What needs to be done ->
Filter out all lines without the word "Grasas" from the data below, please, and copy the rest.

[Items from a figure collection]
****************************************
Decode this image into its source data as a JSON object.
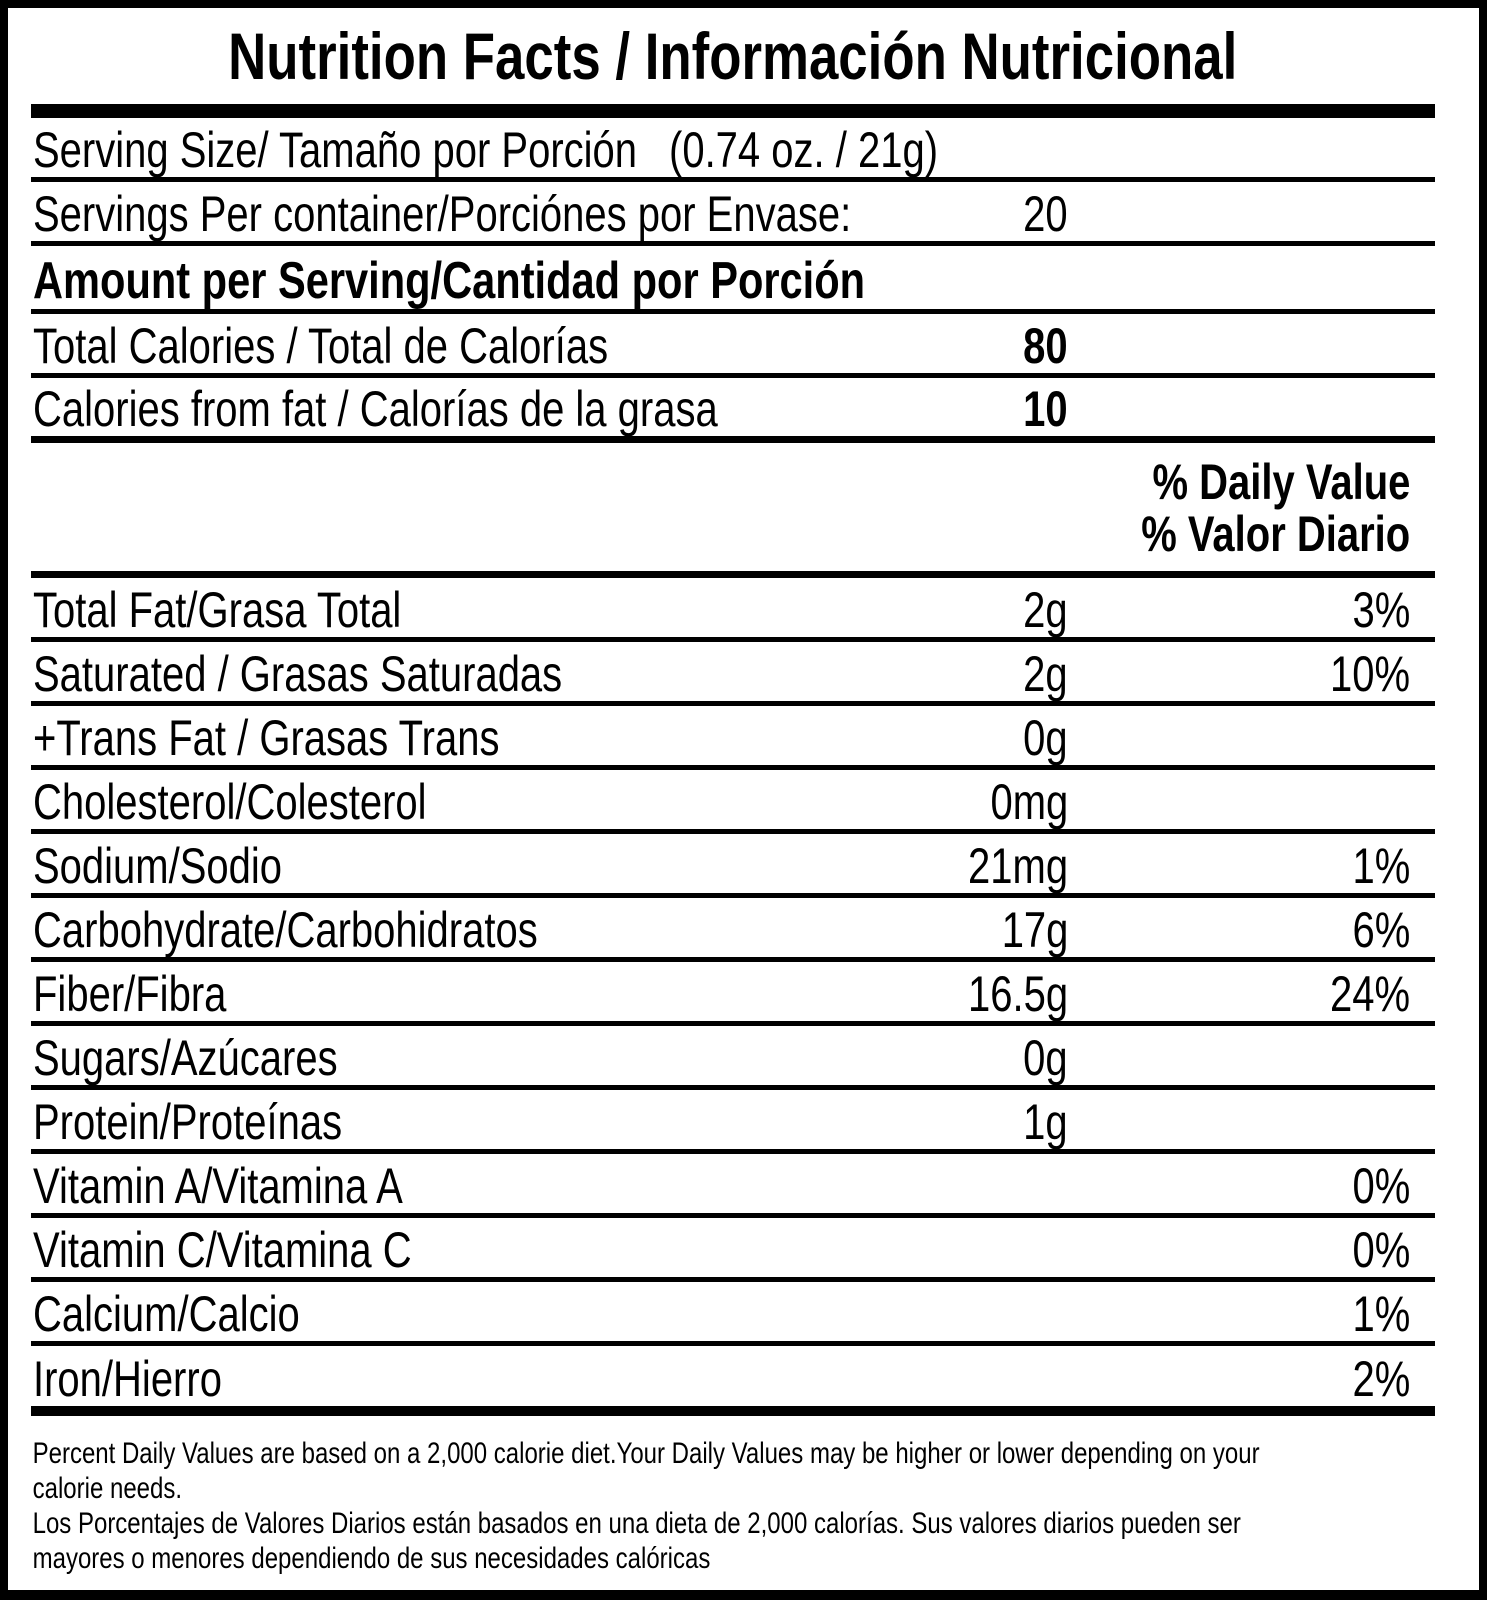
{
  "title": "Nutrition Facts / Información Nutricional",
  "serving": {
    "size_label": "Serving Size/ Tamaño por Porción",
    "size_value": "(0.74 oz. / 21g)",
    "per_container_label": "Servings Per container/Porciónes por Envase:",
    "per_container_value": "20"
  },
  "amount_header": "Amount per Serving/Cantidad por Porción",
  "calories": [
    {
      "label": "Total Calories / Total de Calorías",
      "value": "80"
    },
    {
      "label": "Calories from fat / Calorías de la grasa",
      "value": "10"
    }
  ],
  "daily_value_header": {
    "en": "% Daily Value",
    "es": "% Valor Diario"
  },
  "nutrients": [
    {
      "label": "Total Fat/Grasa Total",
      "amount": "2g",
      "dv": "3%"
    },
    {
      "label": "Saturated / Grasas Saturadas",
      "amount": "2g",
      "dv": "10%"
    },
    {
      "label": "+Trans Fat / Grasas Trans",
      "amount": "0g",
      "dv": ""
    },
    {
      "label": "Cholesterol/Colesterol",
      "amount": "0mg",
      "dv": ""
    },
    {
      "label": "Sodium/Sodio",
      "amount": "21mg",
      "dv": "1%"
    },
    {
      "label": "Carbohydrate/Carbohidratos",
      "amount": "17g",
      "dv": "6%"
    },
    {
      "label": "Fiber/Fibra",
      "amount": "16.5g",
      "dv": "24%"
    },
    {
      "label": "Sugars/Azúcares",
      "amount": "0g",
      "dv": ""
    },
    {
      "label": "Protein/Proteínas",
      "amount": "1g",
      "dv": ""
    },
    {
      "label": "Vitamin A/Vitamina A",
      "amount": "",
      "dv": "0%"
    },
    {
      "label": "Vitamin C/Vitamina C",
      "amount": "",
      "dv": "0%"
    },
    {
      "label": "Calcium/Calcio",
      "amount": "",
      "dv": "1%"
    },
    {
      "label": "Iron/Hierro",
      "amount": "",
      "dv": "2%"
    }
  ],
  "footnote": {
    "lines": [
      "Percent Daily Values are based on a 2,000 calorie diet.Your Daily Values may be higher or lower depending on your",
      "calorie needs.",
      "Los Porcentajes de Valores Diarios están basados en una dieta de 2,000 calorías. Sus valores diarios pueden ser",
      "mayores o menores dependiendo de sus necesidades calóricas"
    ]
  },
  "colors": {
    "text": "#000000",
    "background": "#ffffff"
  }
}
****************************************
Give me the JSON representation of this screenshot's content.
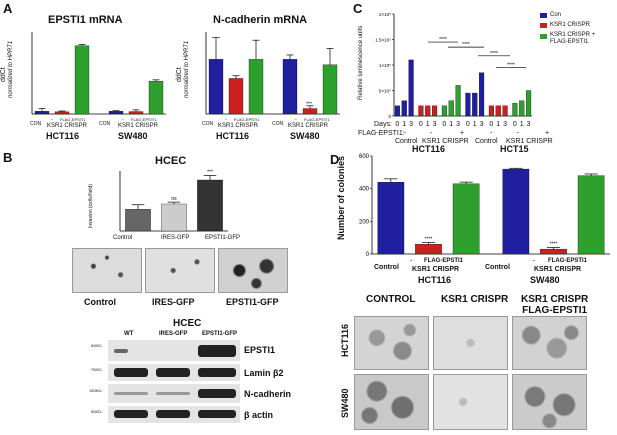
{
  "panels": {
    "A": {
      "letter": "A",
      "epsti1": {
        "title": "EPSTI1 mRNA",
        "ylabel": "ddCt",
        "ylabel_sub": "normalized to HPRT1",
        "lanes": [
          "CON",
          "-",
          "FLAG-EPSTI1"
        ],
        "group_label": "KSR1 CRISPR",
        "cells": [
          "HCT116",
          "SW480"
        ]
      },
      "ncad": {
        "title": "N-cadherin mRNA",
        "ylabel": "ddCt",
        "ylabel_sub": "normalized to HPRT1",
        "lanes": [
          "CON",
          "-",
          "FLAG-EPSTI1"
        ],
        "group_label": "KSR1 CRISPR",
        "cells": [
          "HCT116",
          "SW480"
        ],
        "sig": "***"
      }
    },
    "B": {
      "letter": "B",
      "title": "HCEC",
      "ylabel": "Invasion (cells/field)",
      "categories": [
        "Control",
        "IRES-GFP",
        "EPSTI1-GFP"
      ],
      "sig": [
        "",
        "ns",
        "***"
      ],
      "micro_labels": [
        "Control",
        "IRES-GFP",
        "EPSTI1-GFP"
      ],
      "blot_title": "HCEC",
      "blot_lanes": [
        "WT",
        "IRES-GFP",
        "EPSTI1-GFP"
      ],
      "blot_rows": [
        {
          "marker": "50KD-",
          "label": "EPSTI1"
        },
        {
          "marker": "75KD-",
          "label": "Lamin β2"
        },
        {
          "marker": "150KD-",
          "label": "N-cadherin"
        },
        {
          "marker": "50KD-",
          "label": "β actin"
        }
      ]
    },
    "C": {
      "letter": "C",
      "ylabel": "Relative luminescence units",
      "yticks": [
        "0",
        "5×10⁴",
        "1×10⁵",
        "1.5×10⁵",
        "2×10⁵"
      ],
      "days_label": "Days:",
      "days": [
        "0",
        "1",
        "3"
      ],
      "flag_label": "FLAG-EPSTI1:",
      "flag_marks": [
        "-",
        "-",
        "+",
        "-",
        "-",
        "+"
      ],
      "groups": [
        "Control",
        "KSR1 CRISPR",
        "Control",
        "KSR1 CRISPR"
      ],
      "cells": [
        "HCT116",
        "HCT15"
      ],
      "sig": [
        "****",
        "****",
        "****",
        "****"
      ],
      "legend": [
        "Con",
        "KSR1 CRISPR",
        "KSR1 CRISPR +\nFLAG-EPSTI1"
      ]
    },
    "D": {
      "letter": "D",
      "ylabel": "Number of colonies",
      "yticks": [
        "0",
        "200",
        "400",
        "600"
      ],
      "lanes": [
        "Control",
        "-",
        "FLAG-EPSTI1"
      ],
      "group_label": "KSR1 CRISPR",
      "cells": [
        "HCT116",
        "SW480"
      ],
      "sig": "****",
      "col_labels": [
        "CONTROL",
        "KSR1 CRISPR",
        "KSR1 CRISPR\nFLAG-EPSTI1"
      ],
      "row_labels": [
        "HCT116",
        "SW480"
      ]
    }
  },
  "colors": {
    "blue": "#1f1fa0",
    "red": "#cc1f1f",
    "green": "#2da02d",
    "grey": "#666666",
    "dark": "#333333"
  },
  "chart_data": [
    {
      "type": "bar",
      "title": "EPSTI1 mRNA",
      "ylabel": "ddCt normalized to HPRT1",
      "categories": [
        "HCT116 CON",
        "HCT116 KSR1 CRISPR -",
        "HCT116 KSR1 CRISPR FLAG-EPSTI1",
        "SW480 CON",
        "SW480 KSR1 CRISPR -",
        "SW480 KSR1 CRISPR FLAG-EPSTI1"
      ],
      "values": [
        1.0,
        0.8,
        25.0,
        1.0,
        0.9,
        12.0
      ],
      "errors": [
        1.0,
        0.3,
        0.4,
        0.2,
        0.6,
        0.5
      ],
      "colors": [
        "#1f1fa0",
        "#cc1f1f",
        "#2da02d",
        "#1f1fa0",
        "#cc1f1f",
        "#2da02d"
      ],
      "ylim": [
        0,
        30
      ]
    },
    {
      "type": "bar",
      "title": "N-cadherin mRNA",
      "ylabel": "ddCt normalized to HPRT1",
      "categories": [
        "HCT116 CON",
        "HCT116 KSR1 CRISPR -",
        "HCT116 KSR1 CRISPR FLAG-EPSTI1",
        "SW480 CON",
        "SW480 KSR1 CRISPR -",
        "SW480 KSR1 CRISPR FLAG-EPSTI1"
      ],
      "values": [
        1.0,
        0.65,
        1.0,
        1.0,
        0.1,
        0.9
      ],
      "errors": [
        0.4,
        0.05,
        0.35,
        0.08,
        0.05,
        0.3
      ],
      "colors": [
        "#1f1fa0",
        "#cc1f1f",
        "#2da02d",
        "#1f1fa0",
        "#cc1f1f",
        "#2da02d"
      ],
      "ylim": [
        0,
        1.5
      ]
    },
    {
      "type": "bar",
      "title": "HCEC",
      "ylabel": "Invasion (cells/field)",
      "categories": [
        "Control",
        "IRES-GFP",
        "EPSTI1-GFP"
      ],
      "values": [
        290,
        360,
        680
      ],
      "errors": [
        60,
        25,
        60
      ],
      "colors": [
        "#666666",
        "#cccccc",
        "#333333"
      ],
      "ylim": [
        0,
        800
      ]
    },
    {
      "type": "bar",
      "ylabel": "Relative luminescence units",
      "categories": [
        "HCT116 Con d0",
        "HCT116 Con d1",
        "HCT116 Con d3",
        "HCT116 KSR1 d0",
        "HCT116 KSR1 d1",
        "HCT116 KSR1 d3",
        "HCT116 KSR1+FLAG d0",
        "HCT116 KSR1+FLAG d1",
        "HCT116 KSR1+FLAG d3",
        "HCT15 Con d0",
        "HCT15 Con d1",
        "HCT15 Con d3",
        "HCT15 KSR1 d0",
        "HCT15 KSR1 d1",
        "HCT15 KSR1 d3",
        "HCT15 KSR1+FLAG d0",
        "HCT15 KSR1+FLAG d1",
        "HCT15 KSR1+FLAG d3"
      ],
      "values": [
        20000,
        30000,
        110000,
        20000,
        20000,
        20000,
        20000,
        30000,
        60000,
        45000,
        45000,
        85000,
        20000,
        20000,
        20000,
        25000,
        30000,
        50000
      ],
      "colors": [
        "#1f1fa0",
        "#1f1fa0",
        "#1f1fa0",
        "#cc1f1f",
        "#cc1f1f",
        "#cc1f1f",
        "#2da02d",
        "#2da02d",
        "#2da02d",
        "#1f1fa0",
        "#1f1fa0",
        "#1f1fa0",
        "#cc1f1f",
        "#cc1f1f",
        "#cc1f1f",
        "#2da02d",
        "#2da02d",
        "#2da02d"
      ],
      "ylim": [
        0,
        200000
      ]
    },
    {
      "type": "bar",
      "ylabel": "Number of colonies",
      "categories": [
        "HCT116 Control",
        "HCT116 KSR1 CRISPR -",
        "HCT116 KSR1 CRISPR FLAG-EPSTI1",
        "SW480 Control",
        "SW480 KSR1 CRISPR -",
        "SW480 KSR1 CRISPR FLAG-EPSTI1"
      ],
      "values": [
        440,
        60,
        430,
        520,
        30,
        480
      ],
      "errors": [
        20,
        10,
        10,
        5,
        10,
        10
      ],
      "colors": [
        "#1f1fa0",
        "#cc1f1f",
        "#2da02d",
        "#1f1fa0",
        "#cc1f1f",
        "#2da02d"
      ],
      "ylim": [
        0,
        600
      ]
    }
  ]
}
****************************************
Response to the exercise ->
      "label": "Saturated / Grasas Saturadas",
      "label": "+Trans Fat / Grasas Trans",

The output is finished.